DATA LISTING.
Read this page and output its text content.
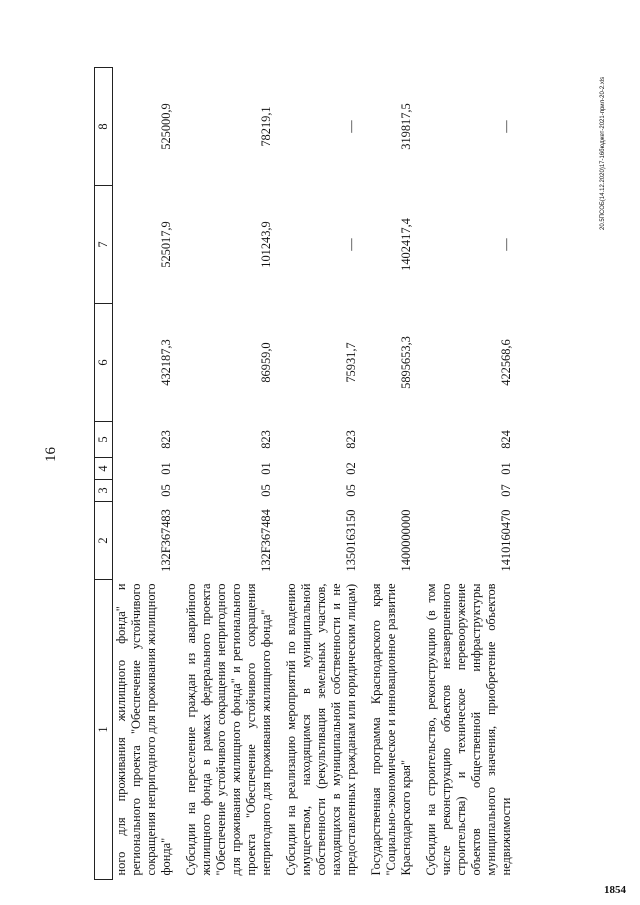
16
1854
20.5ПСОБ(14.12.2020)17-16бюджет-2021-прил-20-2.xls
1	2	3	4	5	6	7	8
ного для проживания жилищного фонда" и регионального проекта "Обеспечение устойчивого сокращения непригодного для проживания жилищного фонда"	132F367483	05	01	823	432187,3	525017,9	525000,9
Субсидии на переселение граждан из аварийного жилищного фонда в рамках федерального проекта "Обеспечение устойчивого сокращения непригодного для проживания жилищного фонда" и регионального проекта "Обеспечение устойчивого сокращения непригодного для проживания жилищного фонда"	132F367484	05	01	823	86959,0	101243,9	78219,1
Субсидии на реализацию мероприятий по владению имуществом, находящимся в муниципальной собственности (рекультивация земельных участков, находящихся в муниципальной собственности и не предоставленных гражданам или юридическим лицам)	1350163150	05	02	823	75931,7	—	—
Государственная программа Краснодарского края "Социально-экономическое и инновационное развитие Краснодарского края"	1400000000				5895653,3	1402417,4	319817,5
Субсидии на строительство, реконструкцию (в том числе реконструкцию объектов незавершенного строительства) и техническое перевооружение объектов общественной инфраструктуры муниципального значения, приобретение объектов недвижимости	1410160470	07	01	824	422568,6	—	—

INSTRUCTION. Pictures are not part of the copy; output everything else in the records exactly.

CORRECT OUTPUT.
Read this page and output its text content.
16
1854
20.5ПСОБ(14.12.2020)17-16бюджет-2021-прил-20-2.xls
1	2	3	4	5	6	7	8
ного для проживания жилищного фонда" и регионального проекта "Обеспечение устойчивого сокращения непригодного для проживания жилищного фонда"	132F367483	05	01	823	432187,3	525017,9	525000,9
Субсидии на переселение граждан из аварийного жилищного фонда в рамках федерального проекта "Обеспечение устойчивого сокращения непригодного для проживания жилищного фонда" и регионального проекта "Обеспечение устойчивого сокращения непригодного для проживания жилищного фонда"	132F367484	05	01	823	86959,0	101243,9	78219,1
Субсидии на реализацию мероприятий по владению имуществом, находящимся в муниципальной собственности (рекультивация земельных участков, находящихся в муниципальной собственности и не предоставленных гражданам или юридическим лицам)	1350163150	05	02	823	75931,7	—	—
Государственная программа Краснодарского края "Социально-экономическое и инновационное развитие Краснодарского края"	1400000000				5895653,3	1402417,4	319817,5
Субсидии на строительство, реконструкцию (в том числе реконструкцию объектов незавершенного строительства) и техническое перевооружение объектов общественной инфраструктуры муниципального значения, приобретение объектов недвижимости	1410160470	07	01	824	422568,6	—	—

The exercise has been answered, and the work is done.